# PROBLEM REQUIREMENTS
How many lines in the listing below include the word "INFORMACIÓN"? Reply with the count alone.

>> BEGIN

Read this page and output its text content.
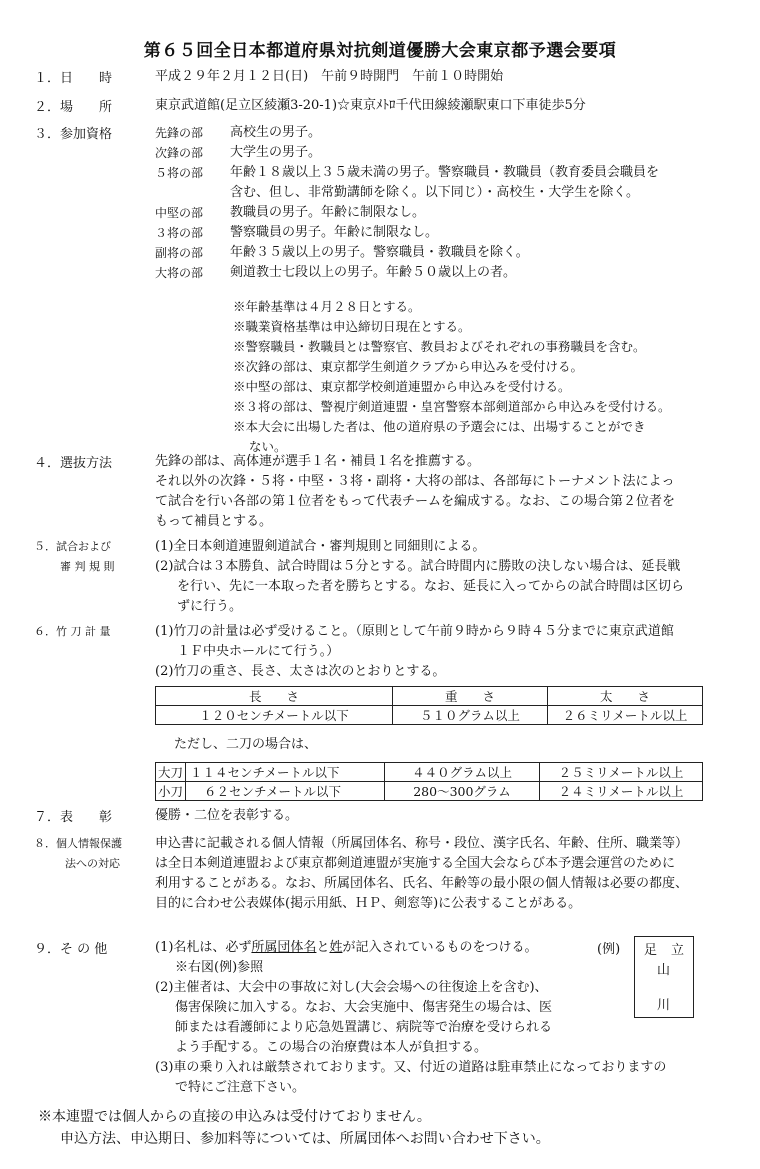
第６５回全日本都道府県対抗剣道優勝大会東京都予選会要項
１．日　　時	平成２９年２月１２日(日)　午前９時開門　午前１０時開始
２．場　　所	東京武道館(足立区綾瀬3-20-1)☆東京ﾒﾄﾛ千代田線綾瀬駅東口下車徒歩5分
３．参加資格	先鋒の部	高校生の男子。
次鋒の部	大学生の男子。
５将の部	年齢１８歳以上３５歳未満の男子。警察職員・教職員（教育委員会職員を
含む、但し、非常勤講師を除く。以下同じ）・高校生・大学生を除く。
中堅の部	教職員の男子。年齢に制限なし。
３将の部	警察職員の男子。年齢に制限なし。
副将の部	年齢３５歳以上の男子。警察職員・教職員を除く。
大将の部	剣道教士七段以上の男子。年齢５０歳以上の者。
※年齢基準は４月２８日とする。
※職業資格基準は申込締切日現在とする。
※警察職員・教職員とは警察官、教員およびそれぞれの事務職員を含む。
※次鋒の部は、東京都学生剣道クラブから申込みを受付ける。
※中堅の部は、東京都学校剣道連盟から申込みを受付ける。
※３将の部は、警視庁剣道連盟・皇宮警察本部剣道部から申込みを受付ける。
※本大会に出場した者は、他の道府県の予選会には、出場することができ
ない。
４．選抜方法	先鋒の部は、高体連が選手１名・補員１名を推薦する。
それ以外の次鋒・５将・中堅・３将・副将・大将の部は、各部毎にトーナメント法によっ
て試合を行い各部の第１位者をもって代表チームを編成する。なお、この場合第２位者を
もって補員とする。
５．試合および
審 判 規 則
(1)全日本剣道連盟剣道試合・審判規則と同細則による。
(2)試合は３本勝負、試合時間は５分とする。試合時間内に勝敗の決しない場合は、延長戦
を行い、先に一本取った者を勝ちとする。なお、延長に入ってからの試合時間は区切ら
ずに行う。
６．竹 刀 計 量	(1)竹刀の計量は必ず受けること。（原則として午前９時から９時４５分までに東京武道館
１Ｆ中央ホールにて行う。）
(2)竹刀の重さ、長さ、太さは次のとおりとする。
長　　さ	重　　さ	太　　さ
１２０センチメートル以下	５１０グラム以上	２６ミリメートル以上
ただし、二刀の場合は、
大刀	１１４センチメートル以下	４４０グラム以上	２５ミリメートル以上
小刀	６２センチメートル以下	280～300グラム	２４ミリメートル以上
７．表　　彰	優勝・二位を表彰する。
８．個人情報保護
法への対応
申込書に記載される個人情報（所属団体名、称号・段位、漢字氏名、年齢、住所、職業等）
は全日本剣道連盟および東京都剣道連盟が実施する全国大会ならび本予選会運営のために
利用することがある。なお、所属団体名、氏名、年齢等の最小限の個人情報は必要の都度、
目的に合わせ公表媒体(掲示用紙、ＨＰ、剣窓等)に公表することがある。
９．そ の 他	(1)名札は、必ず所属団体名と姓が記入されているものをつける。
※右図(例)参照
(2)主催者は、大会中の事故に対し(大会会場への往復途上を含む)、
傷害保険に加入する。なお、大会実施中、傷害発生の場合は、医
師または看護師により応急処置講じ、病院等で治療を受けられる
よう手配する。この場合の治療費は本人が負担する。
(3)車の乗り入れは厳禁されております。又、付近の道路は駐車禁止になっておりますの
で特にご注意下さい。
(例) 足 立
山
川
※本連盟では個人からの直接の申込みは受付けておりません。
申込方法、申込期日、参加料等については、所属団体へお問い合わせ下さい。
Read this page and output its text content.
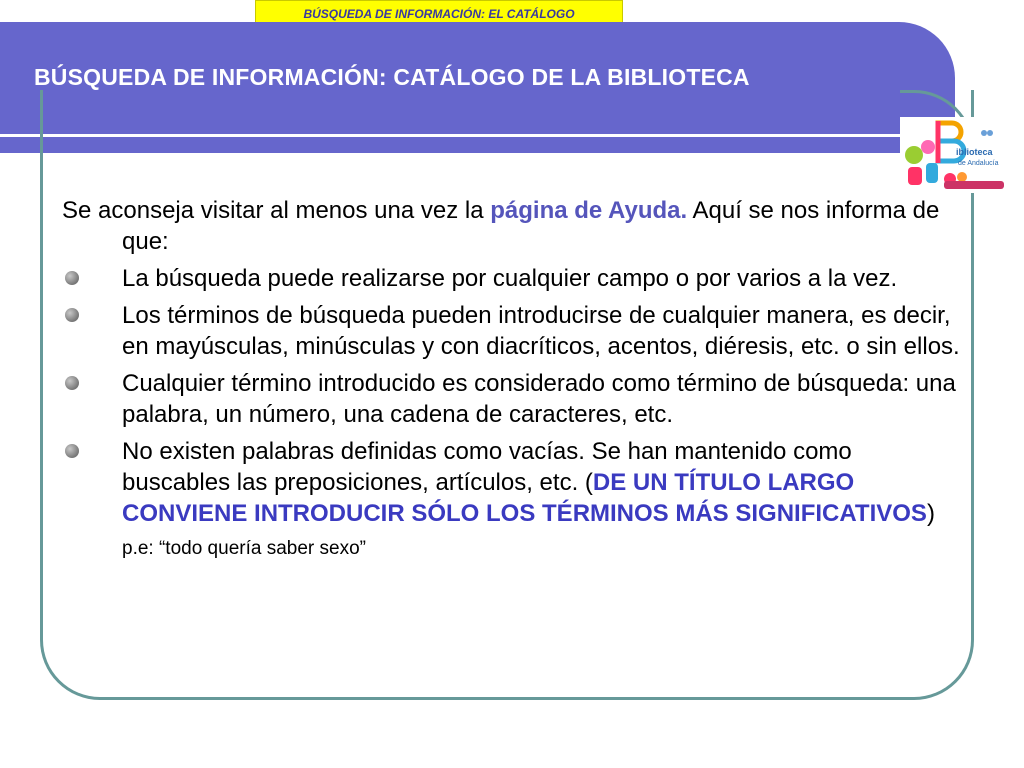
BÚSQUEDA DE INFORMACIÓN: EL CATÁLOGO
BÚSQUEDA DE INFORMACIÓN: CATÁLOGO DE LA BIBLIOTECA
iblioteca
de Andalucía

Se aconseja visitar al menos una vez la página de Ayuda. Aquí se nos informa de que:

La búsqueda puede realizarse por cualquier campo o por varios a la vez.
Los términos de búsqueda pueden introducirse de cualquier manera, es decir, en mayúsculas, minúsculas y con diacríticos, acentos, diéresis, etc. o sin ellos.
Cualquier término introducido es considerado como término de búsqueda: una palabra, un número, una cadena de caracteres, etc.
No existen palabras definidas como vacías. Se han mantenido como buscables las preposiciones, artículos, etc. (DE UN TÍTULO LARGO CONVIENE INTRODUCIR SÓLO LOS TÉRMINOS MÁS SIGNIFICATIVOS) p.e: “todo quería saber sexo”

>> END

# FINISHED EXERCISE
2